═══ Given data

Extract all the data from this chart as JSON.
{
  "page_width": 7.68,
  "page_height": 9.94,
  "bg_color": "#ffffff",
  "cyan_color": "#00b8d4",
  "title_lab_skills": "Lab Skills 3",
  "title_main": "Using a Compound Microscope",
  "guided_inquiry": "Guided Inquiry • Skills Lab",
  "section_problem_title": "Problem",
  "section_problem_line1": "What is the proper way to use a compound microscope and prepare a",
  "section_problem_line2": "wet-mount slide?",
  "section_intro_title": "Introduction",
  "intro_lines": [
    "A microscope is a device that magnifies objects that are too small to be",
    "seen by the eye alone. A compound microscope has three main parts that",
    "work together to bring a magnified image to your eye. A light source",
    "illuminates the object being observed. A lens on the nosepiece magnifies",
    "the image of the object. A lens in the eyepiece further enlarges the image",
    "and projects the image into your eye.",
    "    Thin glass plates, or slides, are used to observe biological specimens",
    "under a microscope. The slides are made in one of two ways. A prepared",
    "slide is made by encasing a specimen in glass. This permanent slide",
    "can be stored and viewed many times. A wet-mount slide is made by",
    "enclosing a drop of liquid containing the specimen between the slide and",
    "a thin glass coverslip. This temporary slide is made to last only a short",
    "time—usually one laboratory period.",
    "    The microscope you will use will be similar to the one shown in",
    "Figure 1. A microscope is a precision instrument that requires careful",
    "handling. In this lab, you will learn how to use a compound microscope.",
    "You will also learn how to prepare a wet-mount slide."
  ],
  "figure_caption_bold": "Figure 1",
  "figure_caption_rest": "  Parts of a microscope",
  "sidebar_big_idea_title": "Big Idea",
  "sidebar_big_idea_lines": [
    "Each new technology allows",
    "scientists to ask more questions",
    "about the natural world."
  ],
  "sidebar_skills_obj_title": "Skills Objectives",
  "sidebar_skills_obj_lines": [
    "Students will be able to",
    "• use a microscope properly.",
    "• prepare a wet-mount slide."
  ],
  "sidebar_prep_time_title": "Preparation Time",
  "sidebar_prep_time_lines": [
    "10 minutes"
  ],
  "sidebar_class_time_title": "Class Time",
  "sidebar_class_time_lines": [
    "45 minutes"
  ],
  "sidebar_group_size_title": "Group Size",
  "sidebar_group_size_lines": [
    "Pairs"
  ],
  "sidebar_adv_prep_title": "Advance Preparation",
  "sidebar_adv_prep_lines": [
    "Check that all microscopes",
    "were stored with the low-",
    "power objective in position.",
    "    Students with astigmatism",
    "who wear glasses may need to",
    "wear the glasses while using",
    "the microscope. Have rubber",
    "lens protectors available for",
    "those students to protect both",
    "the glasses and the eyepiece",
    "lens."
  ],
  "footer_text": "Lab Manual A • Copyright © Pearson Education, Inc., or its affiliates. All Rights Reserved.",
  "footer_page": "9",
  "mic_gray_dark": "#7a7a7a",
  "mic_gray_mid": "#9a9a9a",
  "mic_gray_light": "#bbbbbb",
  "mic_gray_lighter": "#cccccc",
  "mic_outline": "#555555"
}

══════

Task: Quote the data above in full, changing nothing.

Correct answer:
Extract all the data from this chart as JSON.
{
  "page_width": 7.68,
  "page_height": 9.94,
  "bg_color": "#ffffff",
  "cyan_color": "#00b8d4",
  "title_lab_skills": "Lab Skills 3",
  "title_main": "Using a Compound Microscope",
  "guided_inquiry": "Guided Inquiry • Skills Lab",
  "section_problem_title": "Problem",
  "section_problem_line1": "What is the proper way to use a compound microscope and prepare a",
  "section_problem_line2": "wet-mount slide?",
  "section_intro_title": "Introduction",
  "intro_lines": [
    "A microscope is a device that magnifies objects that are too small to be",
    "seen by the eye alone. A compound microscope has three main parts that",
    "work together to bring a magnified image to your eye. A light source",
    "illuminates the object being observed. A lens on the nosepiece magnifies",
    "the image of the object. A lens in the eyepiece further enlarges the image",
    "and projects the image into your eye.",
    "    Thin glass plates, or slides, are used to observe biological specimens",
    "under a microscope. The slides are made in one of two ways. A prepared",
    "slide is made by encasing a specimen in glass. This permanent slide",
    "can be stored and viewed many times. A wet-mount slide is made by",
    "enclosing a drop of liquid containing the specimen between the slide and",
    "a thin glass coverslip. This temporary slide is made to last only a short",
    "time—usually one laboratory period.",
    "    The microscope you will use will be similar to the one shown in",
    "Figure 1. A microscope is a precision instrument that requires careful",
    "handling. In this lab, you will learn how to use a compound microscope.",
    "You will also learn how to prepare a wet-mount slide."
  ],
  "figure_caption_bold": "Figure 1",
  "figure_caption_rest": "  Parts of a microscope",
  "sidebar_big_idea_title": "Big Idea",
  "sidebar_big_idea_lines": [
    "Each new technology allows",
    "scientists to ask more questions",
    "about the natural world."
  ],
  "sidebar_skills_obj_title": "Skills Objectives",
  "sidebar_skills_obj_lines": [
    "Students will be able to",
    "• use a microscope properly.",
    "• prepare a wet-mount slide."
  ],
  "sidebar_prep_time_title": "Preparation Time",
  "sidebar_prep_time_lines": [
    "10 minutes"
  ],
  "sidebar_class_time_title": "Class Time",
  "sidebar_class_time_lines": [
    "45 minutes"
  ],
  "sidebar_group_size_title": "Group Size",
  "sidebar_group_size_lines": [
    "Pairs"
  ],
  "sidebar_adv_prep_title": "Advance Preparation",
  "sidebar_adv_prep_lines": [
    "Check that all microscopes",
    "were stored with the low-",
    "power objective in position.",
    "    Students with astigmatism",
    "who wear glasses may need to",
    "wear the glasses while using",
    "the microscope. Have rubber",
    "lens protectors available for",
    "those students to protect both",
    "the glasses and the eyepiece",
    "lens."
  ],
  "footer_text": "Lab Manual A • Copyright © Pearson Education, Inc., or its affiliates. All Rights Reserved.",
  "footer_page": "9",
  "mic_gray_dark": "#7a7a7a",
  "mic_gray_mid": "#9a9a9a",
  "mic_gray_light": "#bbbbbb",
  "mic_gray_lighter": "#cccccc",
  "mic_outline": "#555555"
}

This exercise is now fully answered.